⟨

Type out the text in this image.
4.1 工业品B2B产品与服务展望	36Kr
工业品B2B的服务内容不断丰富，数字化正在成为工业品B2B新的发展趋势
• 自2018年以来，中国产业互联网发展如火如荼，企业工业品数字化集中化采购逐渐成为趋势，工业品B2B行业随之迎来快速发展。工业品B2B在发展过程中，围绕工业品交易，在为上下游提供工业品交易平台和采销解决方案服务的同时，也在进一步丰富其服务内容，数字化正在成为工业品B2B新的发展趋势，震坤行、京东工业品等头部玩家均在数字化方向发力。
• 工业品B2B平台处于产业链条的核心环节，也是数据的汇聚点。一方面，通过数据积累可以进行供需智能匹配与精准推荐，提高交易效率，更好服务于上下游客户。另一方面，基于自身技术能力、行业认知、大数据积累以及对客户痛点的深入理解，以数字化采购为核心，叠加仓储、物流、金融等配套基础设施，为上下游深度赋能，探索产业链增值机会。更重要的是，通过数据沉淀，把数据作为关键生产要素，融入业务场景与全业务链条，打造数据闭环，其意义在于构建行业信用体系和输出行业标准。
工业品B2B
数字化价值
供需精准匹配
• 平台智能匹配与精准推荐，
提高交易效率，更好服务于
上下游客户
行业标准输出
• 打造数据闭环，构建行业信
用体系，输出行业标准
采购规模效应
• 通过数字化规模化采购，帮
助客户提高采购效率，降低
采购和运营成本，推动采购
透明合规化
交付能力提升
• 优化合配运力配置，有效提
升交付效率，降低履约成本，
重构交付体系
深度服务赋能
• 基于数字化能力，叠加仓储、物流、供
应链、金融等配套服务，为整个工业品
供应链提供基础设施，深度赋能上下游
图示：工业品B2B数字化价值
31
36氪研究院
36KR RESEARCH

⟩

• **GOAL**: Write out the full listing, keeping every line exactly as it is.

• **RESULT OF THIS TASK**:
Type out the text in this image.
4.1 工业品B2B产品与服务展望	36Kr
工业品B2B的服务内容不断丰富，数字化正在成为工业品B2B新的发展趋势
• 自2018年以来，中国产业互联网发展如火如荼，企业工业品数字化集中化采购逐渐成为趋势，工业品B2B行业随之迎来快速发展。工业品B2B在发展过程中，围绕工业品交易，在为上下游提供工业品交易平台和采销解决方案服务的同时，也在进一步丰富其服务内容，数字化正在成为工业品B2B新的发展趋势，震坤行、京东工业品等头部玩家均在数字化方向发力。
• 工业品B2B平台处于产业链条的核心环节，也是数据的汇聚点。一方面，通过数据积累可以进行供需智能匹配与精准推荐，提高交易效率，更好服务于上下游客户。另一方面，基于自身技术能力、行业认知、大数据积累以及对客户痛点的深入理解，以数字化采购为核心，叠加仓储、物流、金融等配套基础设施，为上下游深度赋能，探索产业链增值机会。更重要的是，通过数据沉淀，把数据作为关键生产要素，融入业务场景与全业务链条，打造数据闭环，其意义在于构建行业信用体系和输出行业标准。
工业品B2B
数字化价值
供需精准匹配
• 平台智能匹配与精准推荐，
提高交易效率，更好服务于
上下游客户
行业标准输出
• 打造数据闭环，构建行业信
用体系，输出行业标准
采购规模效应
• 通过数字化规模化采购，帮
助客户提高采购效率，降低
采购和运营成本，推动采购
透明合规化
交付能力提升
• 优化合配运力配置，有效提
升交付效率，降低履约成本，
重构交付体系
深度服务赋能
• 基于数字化能力，叠加仓储、物流、供
应链、金融等配套服务，为整个工业品
供应链提供基础设施，深度赋能上下游
图示：工业品B2B数字化价值
31
36氪研究院
36KR RESEARCH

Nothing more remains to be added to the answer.